-- PROBLEM REQUIREMENTS --
Transcribe the lines below verbatim, skipping the images.

-- RECORDS SHOWN --
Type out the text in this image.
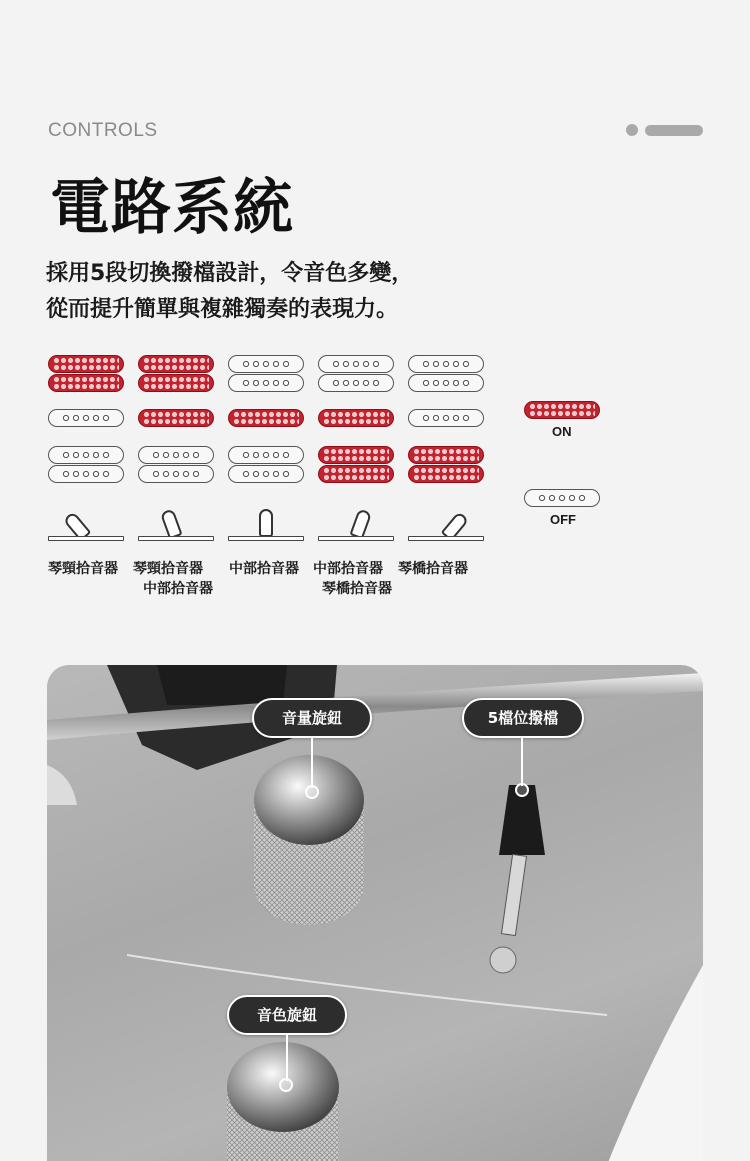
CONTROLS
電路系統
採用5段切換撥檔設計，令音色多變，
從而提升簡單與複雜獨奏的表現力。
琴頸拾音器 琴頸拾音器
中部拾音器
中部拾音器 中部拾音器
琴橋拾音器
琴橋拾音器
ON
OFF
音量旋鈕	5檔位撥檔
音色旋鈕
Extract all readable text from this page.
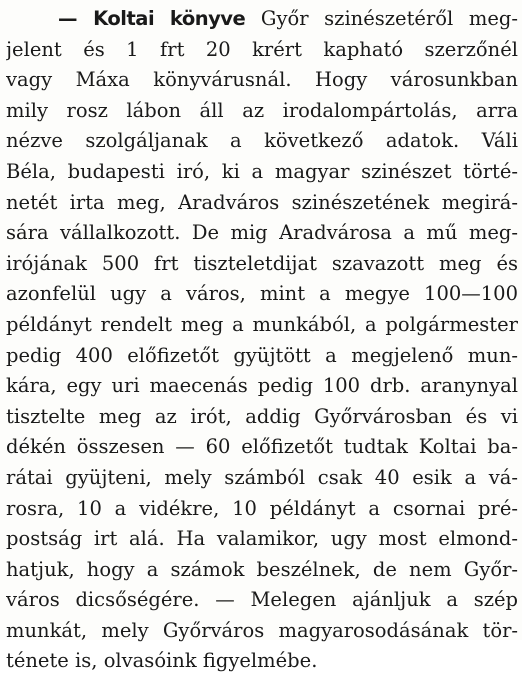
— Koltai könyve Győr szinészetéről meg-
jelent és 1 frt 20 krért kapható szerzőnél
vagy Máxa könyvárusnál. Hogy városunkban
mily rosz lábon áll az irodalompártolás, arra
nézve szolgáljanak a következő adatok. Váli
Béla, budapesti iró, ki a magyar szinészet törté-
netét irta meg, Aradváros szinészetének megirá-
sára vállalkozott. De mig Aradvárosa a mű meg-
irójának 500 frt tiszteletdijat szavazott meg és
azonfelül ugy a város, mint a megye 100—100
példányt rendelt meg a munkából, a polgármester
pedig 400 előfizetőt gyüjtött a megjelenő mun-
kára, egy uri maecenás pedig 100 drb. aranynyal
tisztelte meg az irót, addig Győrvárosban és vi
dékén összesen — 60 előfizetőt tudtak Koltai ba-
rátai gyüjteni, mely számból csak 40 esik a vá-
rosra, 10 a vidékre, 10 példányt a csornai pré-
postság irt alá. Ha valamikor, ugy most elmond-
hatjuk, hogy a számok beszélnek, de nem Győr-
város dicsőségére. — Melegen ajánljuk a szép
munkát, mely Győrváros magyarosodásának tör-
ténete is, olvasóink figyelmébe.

-- COMPLETED EXERCISE --
Type out the text in this image.
CONTROLS
電路系統
採用5段切換撥檔設計，令音色多變，
從而提升簡單與複雜獨奏的表現力。
琴頸拾音器 琴頸拾音器
中部拾音器
中部拾音器 中部拾音器
琴橋拾音器
琴橋拾音器
ON
OFF
音量旋鈕	5檔位撥檔
音色旋鈕
Extract all readable text from this page.
— Koltai könyve Győr szinészetéről meg-
jelent és 1 frt 20 krért kapható szerzőnél
vagy Máxa könyvárusnál. Hogy városunkban
mily rosz lábon áll az irodalompártolás, arra
nézve szolgáljanak a következő adatok. Váli
Béla, budapesti iró, ki a magyar szinészet törté-
netét irta meg, Aradváros szinészetének megirá-
sára vállalkozott. De mig Aradvárosa a mű meg-
irójának 500 frt tiszteletdijat szavazott meg és
azonfelül ugy a város, mint a megye 100—100
példányt rendelt meg a munkából, a polgármester
pedig 400 előfizetőt gyüjtött a megjelenő mun-
kára, egy uri maecenás pedig 100 drb. aranynyal
tisztelte meg az irót, addig Győrvárosban és vi
dékén összesen — 60 előfizetőt tudtak Koltai ba-
rátai gyüjteni, mely számból csak 40 esik a vá-
rosra, 10 a vidékre, 10 példányt a csornai pré-
postság irt alá. Ha valamikor, ugy most elmond-
hatjuk, hogy a számok beszélnek, de nem Győr-
város dicsőségére. — Melegen ajánljuk a szép
munkát, mely Győrváros magyarosodásának tör-
ténete is, olvasóink figyelmébe.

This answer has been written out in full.